_Data extract:_
** Begin **

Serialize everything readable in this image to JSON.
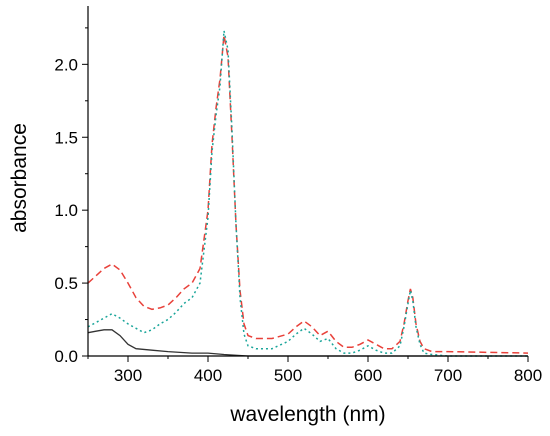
{
  "chart_data": {
    "type": "line",
    "title": "",
    "xlabel": "wavelength (nm)",
    "ylabel": "absorbance",
    "xlim": [
      250,
      800
    ],
    "ylim": [
      0,
      2.4
    ],
    "xticks": [
      300,
      400,
      500,
      600,
      700,
      800
    ],
    "yticks": [
      0.0,
      0.5,
      1.0,
      1.5,
      2.0
    ],
    "xtick_labels": [
      "300",
      "400",
      "500",
      "600",
      "700",
      "800"
    ],
    "ytick_labels": [
      "0.0",
      "0.5",
      "1.0",
      "1.5",
      "2.0"
    ],
    "grid": false,
    "legend": "none",
    "series": [
      {
        "color": "#333333",
        "dash": "solid",
        "points": [
          [
            250,
            0.16
          ],
          [
            260,
            0.17
          ],
          [
            270,
            0.18
          ],
          [
            280,
            0.18
          ],
          [
            290,
            0.14
          ],
          [
            300,
            0.08
          ],
          [
            310,
            0.05
          ],
          [
            330,
            0.04
          ],
          [
            350,
            0.03
          ],
          [
            380,
            0.02
          ],
          [
            400,
            0.02
          ],
          [
            420,
            0.01
          ],
          [
            450,
            0.0
          ],
          [
            500,
            0.0
          ],
          [
            600,
            0.0
          ],
          [
            700,
            0.0
          ],
          [
            800,
            0.0
          ]
        ]
      },
      {
        "color": "#e8413a",
        "dash": "dashed",
        "points": [
          [
            250,
            0.5
          ],
          [
            260,
            0.55
          ],
          [
            270,
            0.6
          ],
          [
            280,
            0.63
          ],
          [
            290,
            0.59
          ],
          [
            300,
            0.5
          ],
          [
            310,
            0.4
          ],
          [
            320,
            0.34
          ],
          [
            330,
            0.32
          ],
          [
            340,
            0.33
          ],
          [
            350,
            0.35
          ],
          [
            360,
            0.4
          ],
          [
            370,
            0.46
          ],
          [
            380,
            0.5
          ],
          [
            390,
            0.6
          ],
          [
            400,
            1.0
          ],
          [
            405,
            1.45
          ],
          [
            410,
            1.7
          ],
          [
            415,
            1.9
          ],
          [
            420,
            2.2
          ],
          [
            425,
            2.05
          ],
          [
            430,
            1.5
          ],
          [
            435,
            0.9
          ],
          [
            440,
            0.45
          ],
          [
            445,
            0.22
          ],
          [
            450,
            0.14
          ],
          [
            460,
            0.12
          ],
          [
            480,
            0.12
          ],
          [
            500,
            0.15
          ],
          [
            510,
            0.2
          ],
          [
            520,
            0.24
          ],
          [
            530,
            0.2
          ],
          [
            540,
            0.14
          ],
          [
            550,
            0.17
          ],
          [
            560,
            0.1
          ],
          [
            570,
            0.06
          ],
          [
            580,
            0.06
          ],
          [
            590,
            0.08
          ],
          [
            600,
            0.11
          ],
          [
            610,
            0.08
          ],
          [
            620,
            0.05
          ],
          [
            630,
            0.05
          ],
          [
            640,
            0.1
          ],
          [
            645,
            0.22
          ],
          [
            650,
            0.38
          ],
          [
            653,
            0.46
          ],
          [
            656,
            0.4
          ],
          [
            660,
            0.22
          ],
          [
            665,
            0.1
          ],
          [
            670,
            0.05
          ],
          [
            680,
            0.03
          ],
          [
            700,
            0.03
          ],
          [
            800,
            0.02
          ]
        ]
      },
      {
        "color": "#1aa59a",
        "dash": "dotted",
        "points": [
          [
            250,
            0.2
          ],
          [
            260,
            0.23
          ],
          [
            270,
            0.26
          ],
          [
            280,
            0.29
          ],
          [
            290,
            0.26
          ],
          [
            300,
            0.22
          ],
          [
            310,
            0.19
          ],
          [
            320,
            0.16
          ],
          [
            330,
            0.18
          ],
          [
            340,
            0.22
          ],
          [
            350,
            0.25
          ],
          [
            360,
            0.3
          ],
          [
            370,
            0.36
          ],
          [
            380,
            0.4
          ],
          [
            390,
            0.5
          ],
          [
            400,
            0.95
          ],
          [
            405,
            1.4
          ],
          [
            410,
            1.65
          ],
          [
            415,
            1.85
          ],
          [
            420,
            2.23
          ],
          [
            425,
            2.1
          ],
          [
            430,
            1.55
          ],
          [
            435,
            0.9
          ],
          [
            440,
            0.4
          ],
          [
            445,
            0.15
          ],
          [
            450,
            0.07
          ],
          [
            460,
            0.05
          ],
          [
            480,
            0.05
          ],
          [
            500,
            0.1
          ],
          [
            510,
            0.15
          ],
          [
            520,
            0.19
          ],
          [
            530,
            0.15
          ],
          [
            540,
            0.1
          ],
          [
            550,
            0.12
          ],
          [
            560,
            0.05
          ],
          [
            570,
            0.02
          ],
          [
            580,
            0.02
          ],
          [
            590,
            0.04
          ],
          [
            600,
            0.07
          ],
          [
            610,
            0.04
          ],
          [
            620,
            0.02
          ],
          [
            630,
            0.02
          ],
          [
            640,
            0.07
          ],
          [
            645,
            0.2
          ],
          [
            650,
            0.36
          ],
          [
            653,
            0.45
          ],
          [
            656,
            0.38
          ],
          [
            660,
            0.2
          ],
          [
            665,
            0.08
          ],
          [
            670,
            0.02
          ],
          [
            680,
            0.01
          ],
          [
            700,
            0.0
          ],
          [
            800,
            0.0
          ]
        ]
      }
    ]
  }
}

** End **

_Exercise details:_ Work out how many lines in the records above contain the word "color", and reply with that number alone.

_Written response:_ 3